>> start Records supplied

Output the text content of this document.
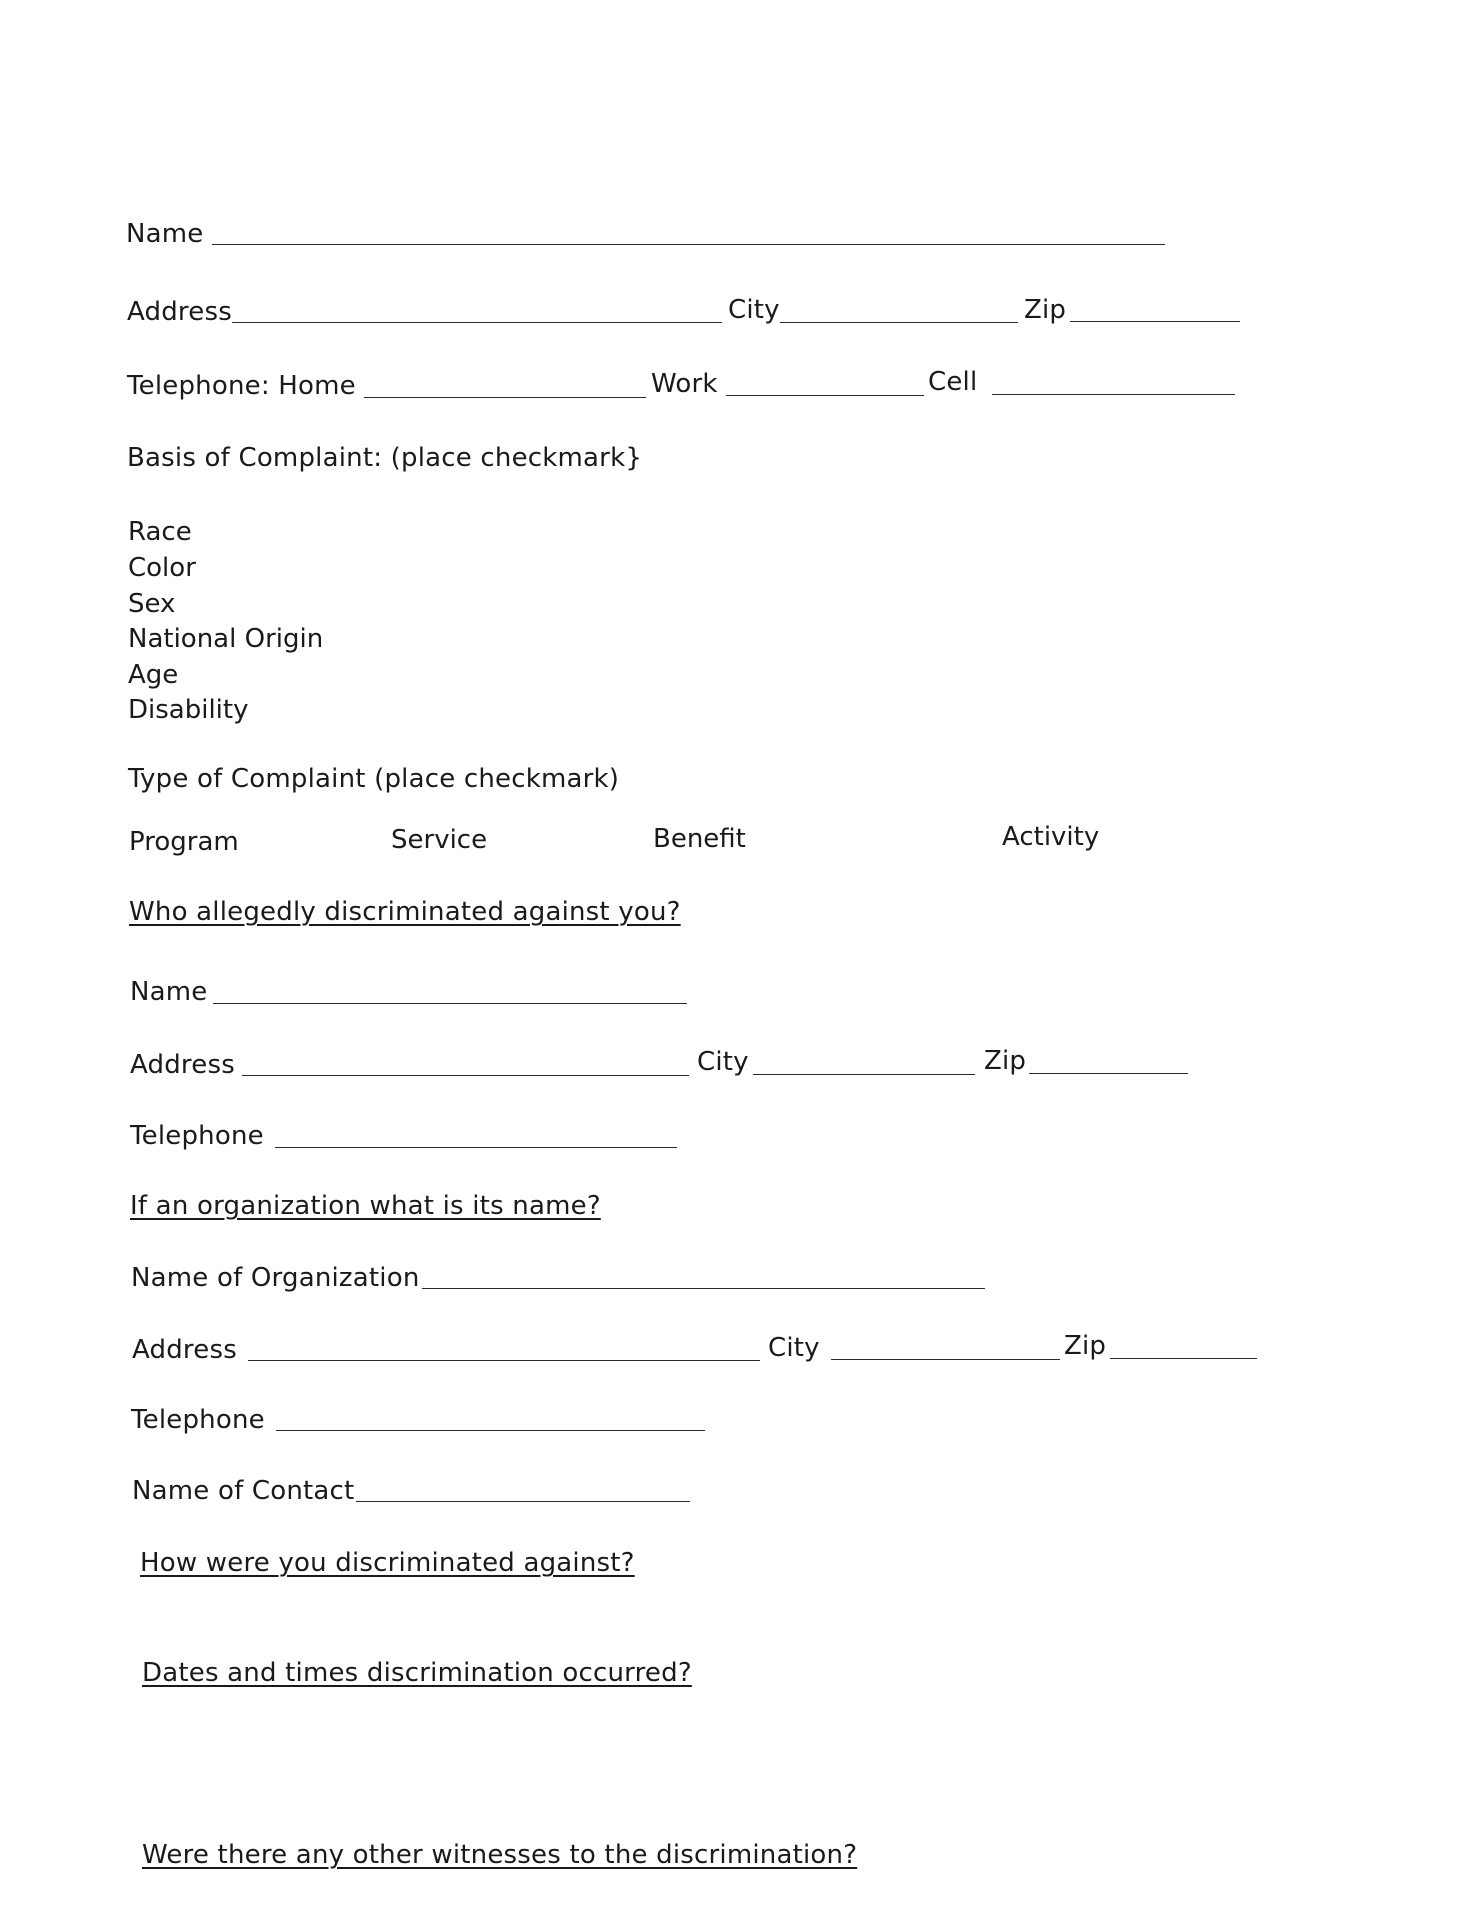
Name
Address	City	Zip
Telephone: Home	Work	Cell
Basis of Complaint: (place checkmark}
Race
Color
Sex
National Origin
Age
Disability
Type of Complaint (place checkmark)
Program	Service	Benefit	Activity
Who allegedly discriminated against you?
Name
Address	City	Zip
Telephone
If an organization what is its name?
Name of Organization
Address	City	Zip
Telephone
Name of Contact
How were you discriminated against?
Dates and times discrimination occurred?
Were there any other witnesses to the discrimination?
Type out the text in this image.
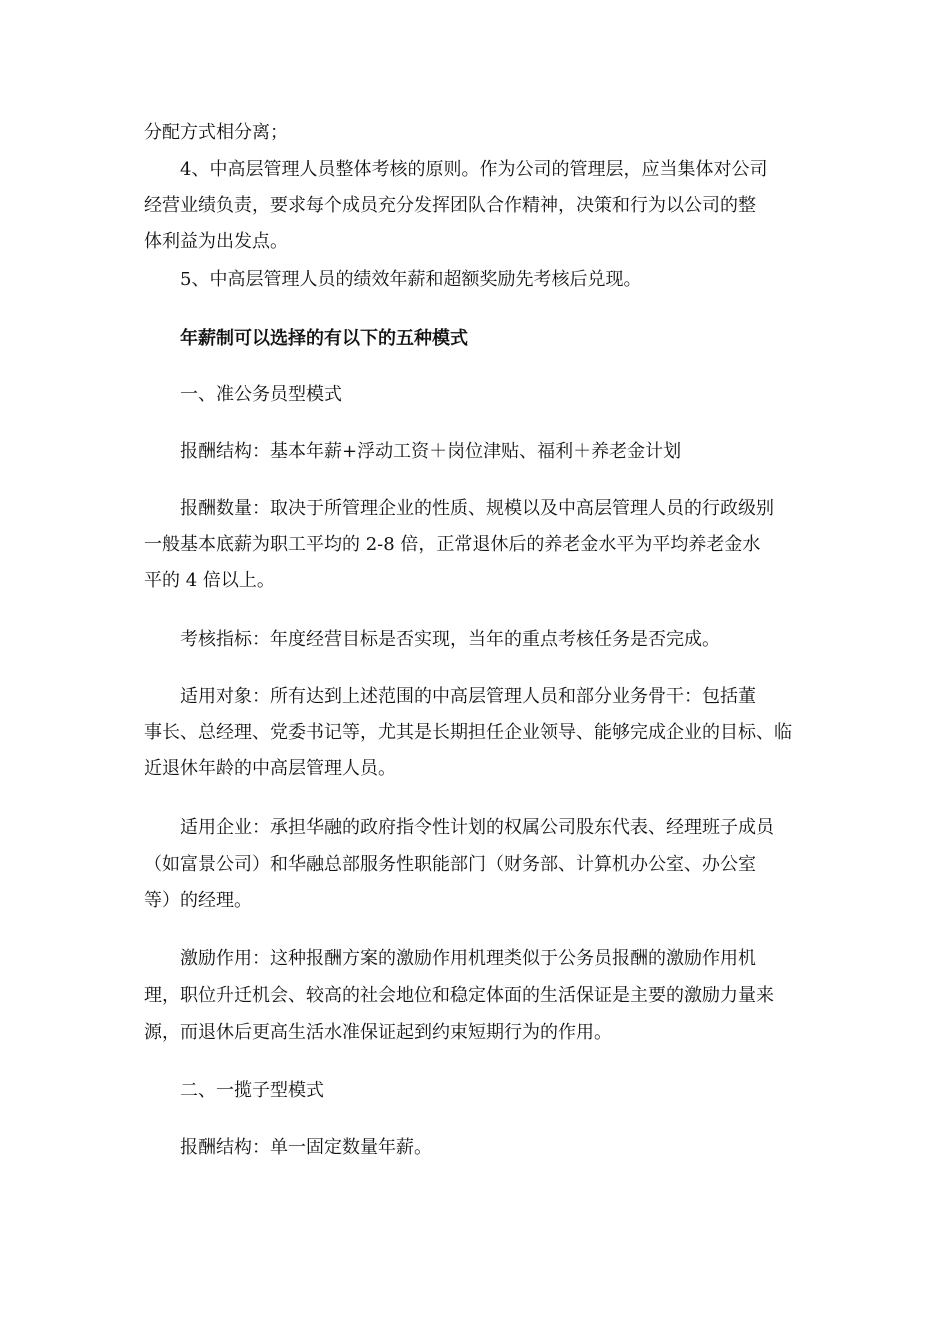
分配方式相分离；
4、中高层管理人员整体考核的原则。作为公司的管理层，应当集体对公司
经营业绩负责，要求每个成员充分发挥团队合作精神，决策和行为以公司的整
体利益为出发点。
5、中高层管理人员的绩效年薪和超额奖励先考核后兑现。
年薪制可以选择的有以下的五种模式
一、准公务员型模式
报酬结构：基本年薪+浮动工资＋岗位津贴、福利＋养老金计划
报酬数量：取决于所管理企业的性质、规模以及中高层管理人员的行政级别
一般基本底薪为职工平均的 2-8 倍，正常退休后的养老金水平为平均养老金水
平的 4 倍以上。
考核指标：年度经营目标是否实现，当年的重点考核任务是否完成。
适用对象：所有达到上述范围的中高层管理人员和部分业务骨干：包括董
事长、总经理、党委书记等，尤其是长期担任企业领导、能够完成企业的目标、临
近退休年龄的中高层管理人员。
适用企业：承担华融的政府指令性计划的权属公司股东代表、经理班子成员
（如富景公司）和华融总部服务性职能部门（财务部、计算机办公室、办公室
等）的经理。
激励作用：这种报酬方案的激励作用机理类似于公务员报酬的激励作用机
理，职位升迁机会、较高的社会地位和稳定体面的生活保证是主要的激励力量来
源，而退休后更高生活水准保证起到约束短期行为的作用。
二、一揽子型模式
报酬结构：单一固定数量年薪。
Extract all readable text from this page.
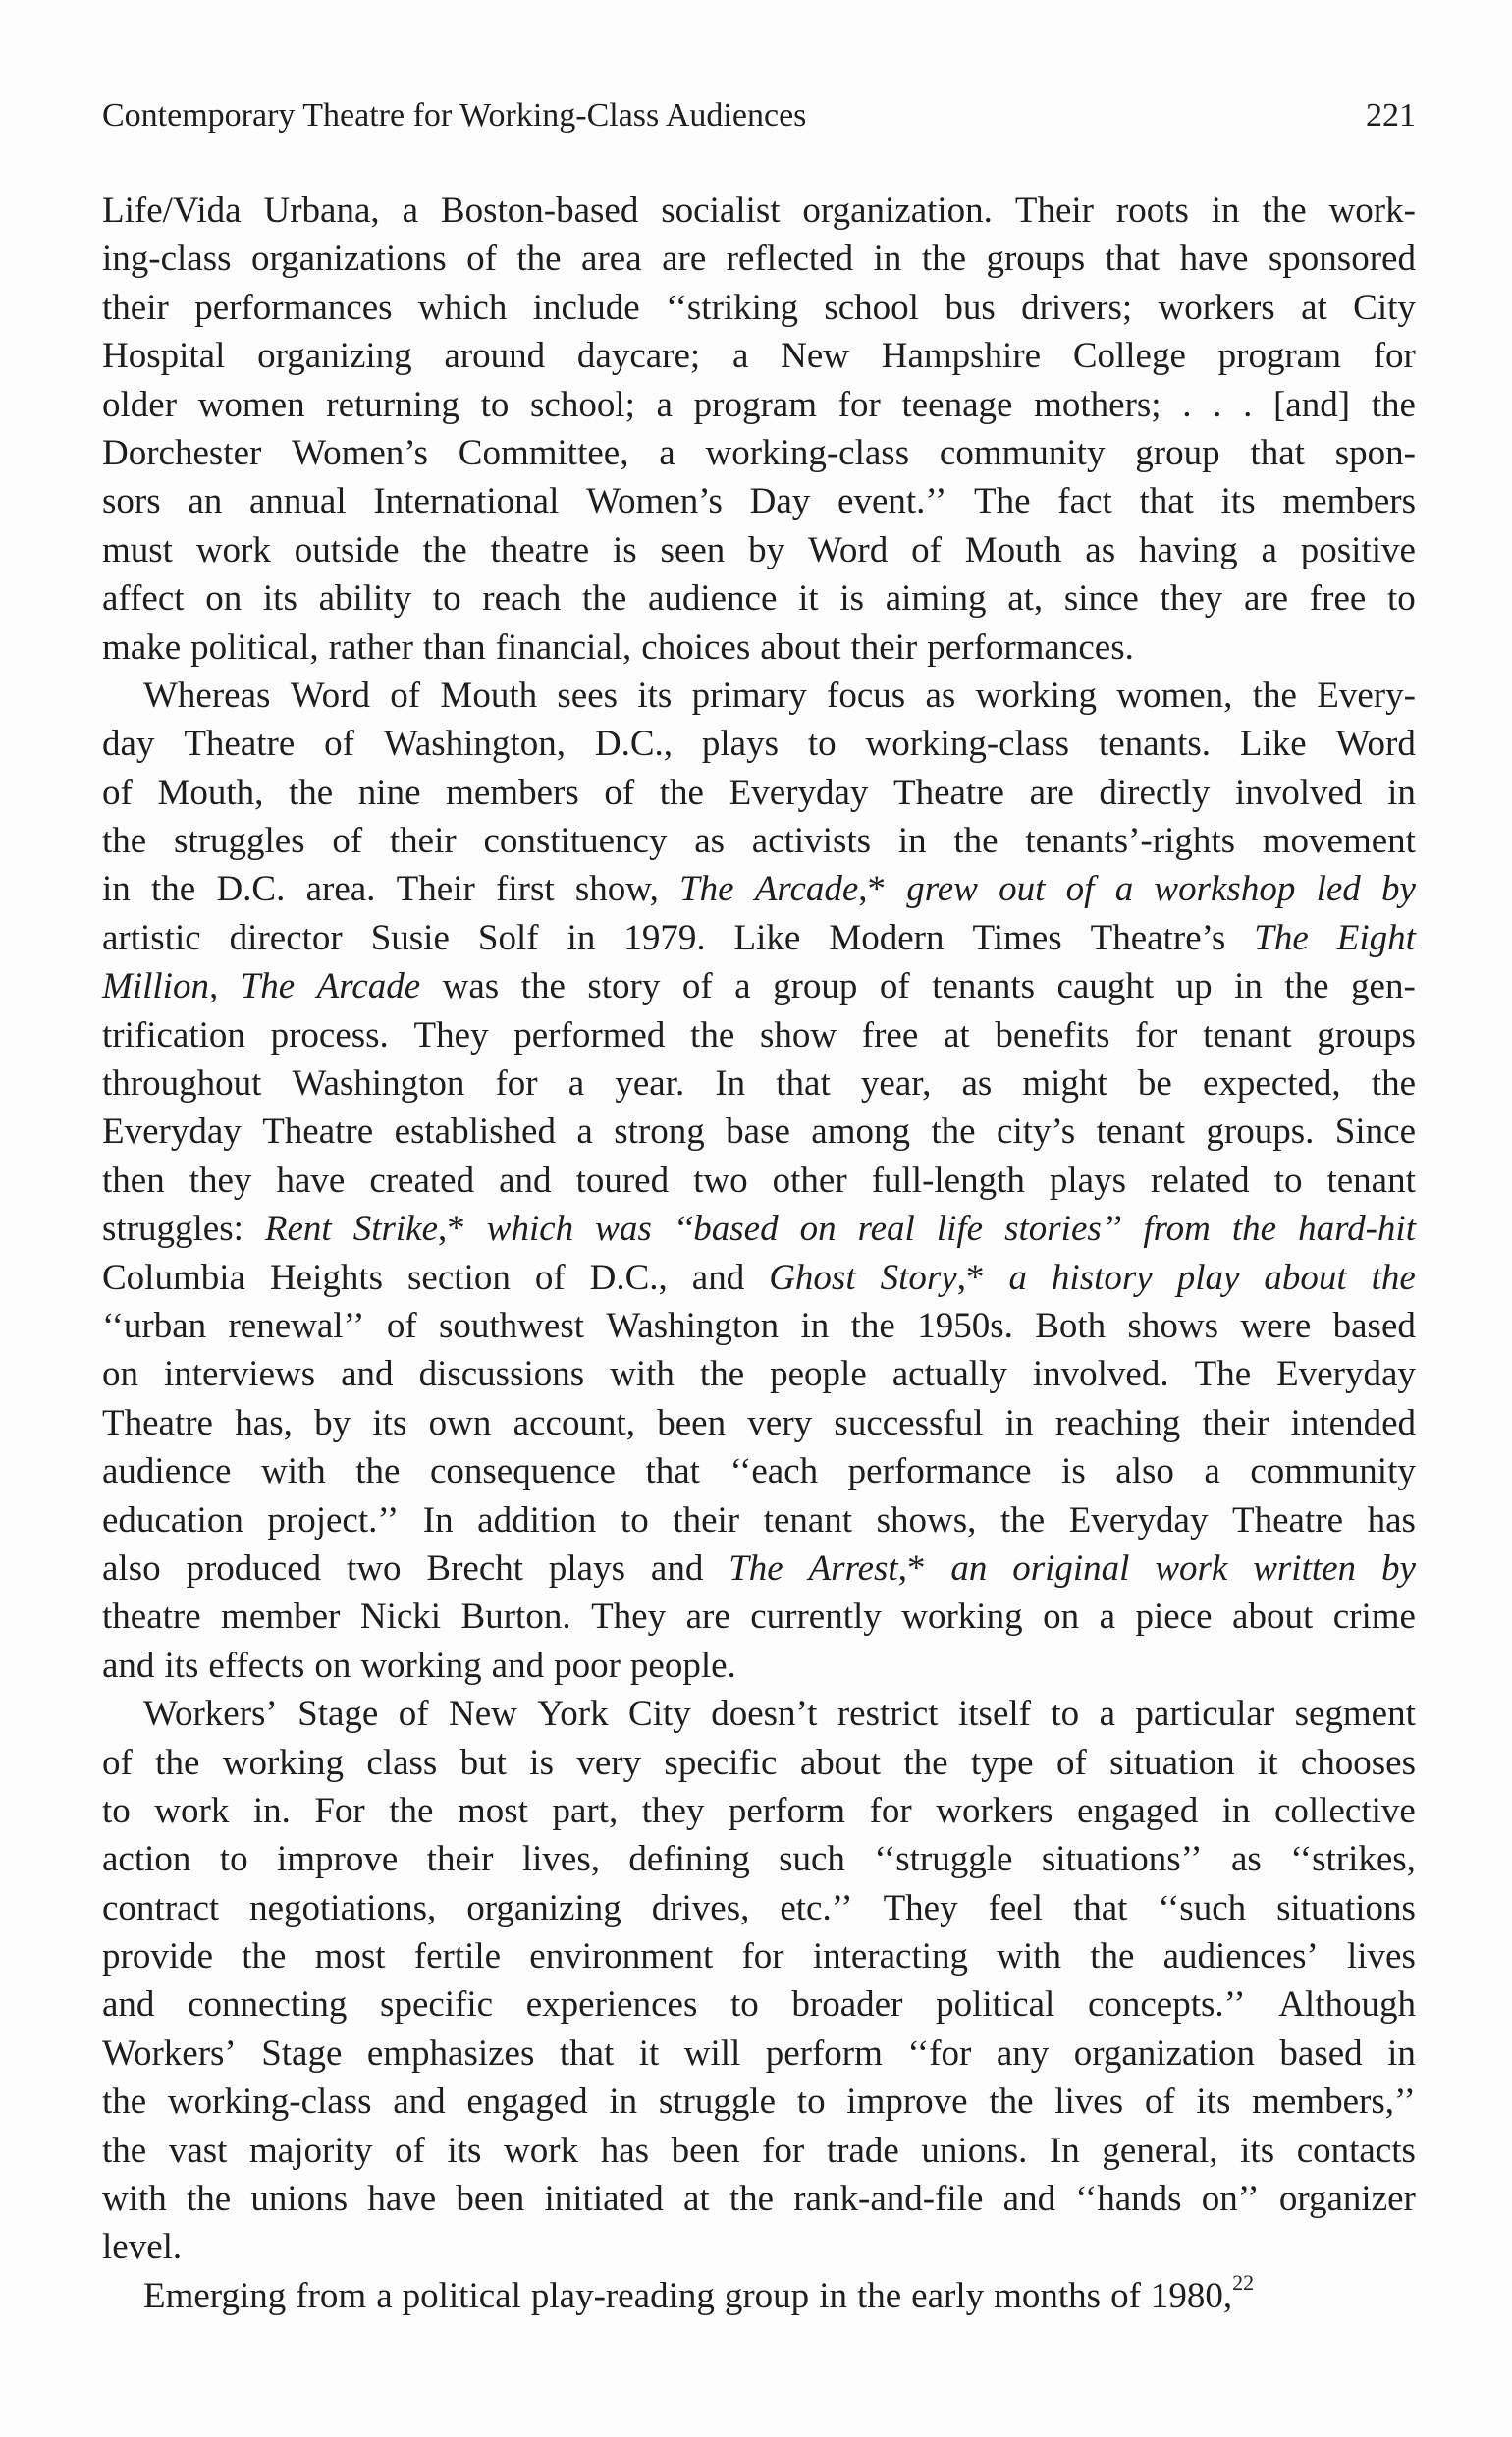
Contemporary Theatre for Working-Class Audiences	221
Life/Vida Urbana, a Boston-based socialist organization. Their roots in the work-
ing-class organizations of the area are reflected in the groups that have sponsored
their performances which include ‘‘striking school bus drivers; workers at City
Hospital organizing around daycare; a New Hampshire College program for
older women returning to school; a program for teenage mothers; . . . [and] the
Dorchester Women’s Committee, a working-class community group that spon-
sors an annual International Women’s Day event.’’ The fact that its members
must work outside the theatre is seen by Word of Mouth as having a positive
affect on its ability to reach the audience it is aiming at, since they are free to
make political, rather than financial, choices about their performances.
Whereas Word of Mouth sees its primary focus as working women, the Every-
day Theatre of Washington, D.C., plays to working-class tenants. Like Word
of Mouth, the nine members of the Everyday Theatre are directly involved in
the struggles of their constituency as activists in the tenants’-rights movement
in the D.C. area. Their first show, The Arcade,* grew out of a workshop led by
artistic director Susie Solf in 1979. Like Modern Times Theatre’s The Eight
Million, The Arcade was the story of a group of tenants caught up in the gen-
trification process. They performed the show free at benefits for tenant groups
throughout Washington for a year. In that year, as might be expected, the
Everyday Theatre established a strong base among the city’s tenant groups. Since
then they have created and toured two other full-length plays related to tenant
struggles: Rent Strike,* which was ‘‘based on real life stories’’ from the hard-hit
Columbia Heights section of D.C., and Ghost Story,* a history play about the
‘‘urban renewal’’ of southwest Washington in the 1950s. Both shows were based
on interviews and discussions with the people actually involved. The Everyday
Theatre has, by its own account, been very successful in reaching their intended
audience with the consequence that ‘‘each performance is also a community
education project.’’ In addition to their tenant shows, the Everyday Theatre has
also produced two Brecht plays and The Arrest,* an original work written by
theatre member Nicki Burton. They are currently working on a piece about crime
and its effects on working and poor people.
Workers’ Stage of New York City doesn’t restrict itself to a particular segment
of the working class but is very specific about the type of situation it chooses
to work in. For the most part, they perform for workers engaged in collective
action to improve their lives, defining such ‘‘struggle situations’’ as ‘‘strikes,
contract negotiations, organizing drives, etc.’’ They feel that ‘‘such situations
provide the most fertile environment for interacting with the audiences’ lives
and connecting specific experiences to broader political concepts.’’ Although
Workers’ Stage emphasizes that it will perform ‘‘for any organization based in
the working-class and engaged in struggle to improve the lives of its members,’’
the vast majority of its work has been for trade unions. In general, its contacts
with the unions have been initiated at the rank-and-file and ‘‘hands on’’ organizer
level.
Emerging from a political play-reading group in the early months of 1980,22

>> end Records supplied

#### The exercise
Extract the entries in full, exactly as they are, minus the pictures.

#### Written solution
Output the text content of this document.
Name
Address	City	Zip
Telephone: Home	Work	Cell
Basis of Complaint: (place checkmark}
Race
Color
Sex
National Origin
Age
Disability
Type of Complaint (place checkmark)
Program	Service	Benefit	Activity
Who allegedly discriminated against you?
Name
Address	City	Zip
Telephone
If an organization what is its name?
Name of Organization
Address	City	Zip
Telephone
Name of Contact
How were you discriminated against?
Dates and times discrimination occurred?
Were there any other witnesses to the discrimination?
Type out the text in this image.
分配方式相分离；
4、中高层管理人员整体考核的原则。作为公司的管理层，应当集体对公司
经营业绩负责，要求每个成员充分发挥团队合作精神，决策和行为以公司的整
体利益为出发点。
5、中高层管理人员的绩效年薪和超额奖励先考核后兑现。
年薪制可以选择的有以下的五种模式
一、准公务员型模式
报酬结构：基本年薪+浮动工资＋岗位津贴、福利＋养老金计划
报酬数量：取决于所管理企业的性质、规模以及中高层管理人员的行政级别
一般基本底薪为职工平均的 2-8 倍，正常退休后的养老金水平为平均养老金水
平的 4 倍以上。
考核指标：年度经营目标是否实现，当年的重点考核任务是否完成。
适用对象：所有达到上述范围的中高层管理人员和部分业务骨干：包括董
事长、总经理、党委书记等，尤其是长期担任企业领导、能够完成企业的目标、临
近退休年龄的中高层管理人员。
适用企业：承担华融的政府指令性计划的权属公司股东代表、经理班子成员
（如富景公司）和华融总部服务性职能部门（财务部、计算机办公室、办公室
等）的经理。
激励作用：这种报酬方案的激励作用机理类似于公务员报酬的激励作用机
理，职位升迁机会、较高的社会地位和稳定体面的生活保证是主要的激励力量来
源，而退休后更高生活水准保证起到约束短期行为的作用。
二、一揽子型模式
报酬结构：单一固定数量年薪。
Extract all readable text from this page.
Contemporary Theatre for Working-Class Audiences	221
Life/Vida Urbana, a Boston-based socialist organization. Their roots in the work-
ing-class organizations of the area are reflected in the groups that have sponsored
their performances which include ‘‘striking school bus drivers; workers at City
Hospital organizing around daycare; a New Hampshire College program for
older women returning to school; a program for teenage mothers; . . . [and] the
Dorchester Women’s Committee, a working-class community group that spon-
sors an annual International Women’s Day event.’’ The fact that its members
must work outside the theatre is seen by Word of Mouth as having a positive
affect on its ability to reach the audience it is aiming at, since they are free to
make political, rather than financial, choices about their performances.
Whereas Word of Mouth sees its primary focus as working women, the Every-
day Theatre of Washington, D.C., plays to working-class tenants. Like Word
of Mouth, the nine members of the Everyday Theatre are directly involved in
the struggles of their constituency as activists in the tenants’-rights movement
in the D.C. area. Their first show, The Arcade,* grew out of a workshop led by
artistic director Susie Solf in 1979. Like Modern Times Theatre’s The Eight
Million, The Arcade was the story of a group of tenants caught up in the gen-
trification process. They performed the show free at benefits for tenant groups
throughout Washington for a year. In that year, as might be expected, the
Everyday Theatre established a strong base among the city’s tenant groups. Since
then they have created and toured two other full-length plays related to tenant
struggles: Rent Strike,* which was ‘‘based on real life stories’’ from the hard-hit
Columbia Heights section of D.C., and Ghost Story,* a history play about the
‘‘urban renewal’’ of southwest Washington in the 1950s. Both shows were based
on interviews and discussions with the people actually involved. The Everyday
Theatre has, by its own account, been very successful in reaching their intended
audience with the consequence that ‘‘each performance is also a community
education project.’’ In addition to their tenant shows, the Everyday Theatre has
also produced two Brecht plays and The Arrest,* an original work written by
theatre member Nicki Burton. They are currently working on a piece about crime
and its effects on working and poor people.
Workers’ Stage of New York City doesn’t restrict itself to a particular segment
of the working class but is very specific about the type of situation it chooses
to work in. For the most part, they perform for workers engaged in collective
action to improve their lives, defining such ‘‘struggle situations’’ as ‘‘strikes,
contract negotiations, organizing drives, etc.’’ They feel that ‘‘such situations
provide the most fertile environment for interacting with the audiences’ lives
and connecting specific experiences to broader political concepts.’’ Although
Workers’ Stage emphasizes that it will perform ‘‘for any organization based in
the working-class and engaged in struggle to improve the lives of its members,’’
the vast majority of its work has been for trade unions. In general, its contacts
with the unions have been initiated at the rank-and-file and ‘‘hands on’’ organizer
level.
Emerging from a political play-reading group in the early months of 1980,22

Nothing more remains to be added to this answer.